- REQUEST
Copy all lines below containing "Springer".

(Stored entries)
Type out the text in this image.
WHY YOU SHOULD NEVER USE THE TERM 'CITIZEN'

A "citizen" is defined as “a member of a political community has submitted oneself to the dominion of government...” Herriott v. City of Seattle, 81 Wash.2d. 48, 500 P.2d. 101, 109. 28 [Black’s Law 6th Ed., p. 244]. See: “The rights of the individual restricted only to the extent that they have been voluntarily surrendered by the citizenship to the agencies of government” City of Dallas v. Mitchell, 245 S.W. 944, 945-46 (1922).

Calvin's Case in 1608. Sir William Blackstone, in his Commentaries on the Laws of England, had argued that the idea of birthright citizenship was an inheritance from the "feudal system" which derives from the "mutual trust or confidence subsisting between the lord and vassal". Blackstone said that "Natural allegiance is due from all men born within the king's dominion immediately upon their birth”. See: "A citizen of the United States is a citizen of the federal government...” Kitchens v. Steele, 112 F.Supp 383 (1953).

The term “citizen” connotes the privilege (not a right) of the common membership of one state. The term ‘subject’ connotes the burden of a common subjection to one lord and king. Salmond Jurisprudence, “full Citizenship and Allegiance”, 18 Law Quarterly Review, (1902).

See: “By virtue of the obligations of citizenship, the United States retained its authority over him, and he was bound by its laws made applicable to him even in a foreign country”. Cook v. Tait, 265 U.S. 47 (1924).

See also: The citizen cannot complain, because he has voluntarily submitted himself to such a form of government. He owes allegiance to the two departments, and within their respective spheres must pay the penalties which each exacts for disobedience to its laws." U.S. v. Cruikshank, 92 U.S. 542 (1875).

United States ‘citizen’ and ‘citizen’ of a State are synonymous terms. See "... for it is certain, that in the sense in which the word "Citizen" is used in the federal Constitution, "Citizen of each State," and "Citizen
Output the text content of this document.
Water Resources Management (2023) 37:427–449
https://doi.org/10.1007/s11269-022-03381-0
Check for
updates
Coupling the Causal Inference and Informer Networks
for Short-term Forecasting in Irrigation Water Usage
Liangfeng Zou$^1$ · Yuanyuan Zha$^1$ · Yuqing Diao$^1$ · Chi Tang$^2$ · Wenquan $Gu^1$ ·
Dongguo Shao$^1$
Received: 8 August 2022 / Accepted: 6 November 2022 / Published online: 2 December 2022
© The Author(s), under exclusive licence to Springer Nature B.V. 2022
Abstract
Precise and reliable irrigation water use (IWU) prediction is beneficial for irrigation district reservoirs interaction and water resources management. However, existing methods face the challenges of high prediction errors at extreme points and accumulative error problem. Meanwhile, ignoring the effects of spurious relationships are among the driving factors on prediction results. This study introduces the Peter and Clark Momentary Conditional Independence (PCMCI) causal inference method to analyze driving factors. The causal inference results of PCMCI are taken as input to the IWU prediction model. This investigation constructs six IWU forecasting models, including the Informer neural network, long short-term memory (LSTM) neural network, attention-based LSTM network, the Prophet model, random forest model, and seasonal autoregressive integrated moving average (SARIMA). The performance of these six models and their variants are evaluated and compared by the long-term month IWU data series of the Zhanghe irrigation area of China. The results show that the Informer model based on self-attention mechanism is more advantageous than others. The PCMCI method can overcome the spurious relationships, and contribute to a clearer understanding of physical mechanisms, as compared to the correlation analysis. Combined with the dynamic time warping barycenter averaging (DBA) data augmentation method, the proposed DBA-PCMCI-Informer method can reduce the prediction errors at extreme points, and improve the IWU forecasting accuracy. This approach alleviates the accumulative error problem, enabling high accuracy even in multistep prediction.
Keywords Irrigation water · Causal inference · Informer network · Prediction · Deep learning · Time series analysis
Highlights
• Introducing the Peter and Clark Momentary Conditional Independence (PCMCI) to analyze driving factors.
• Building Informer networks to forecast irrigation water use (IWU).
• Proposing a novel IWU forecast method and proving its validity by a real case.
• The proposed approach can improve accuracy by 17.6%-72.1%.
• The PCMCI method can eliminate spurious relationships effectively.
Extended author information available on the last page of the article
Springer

- REPLY TO THE TASK
© The Author(s), under exclusive licence to Springer Nature B.V. 2022
Springer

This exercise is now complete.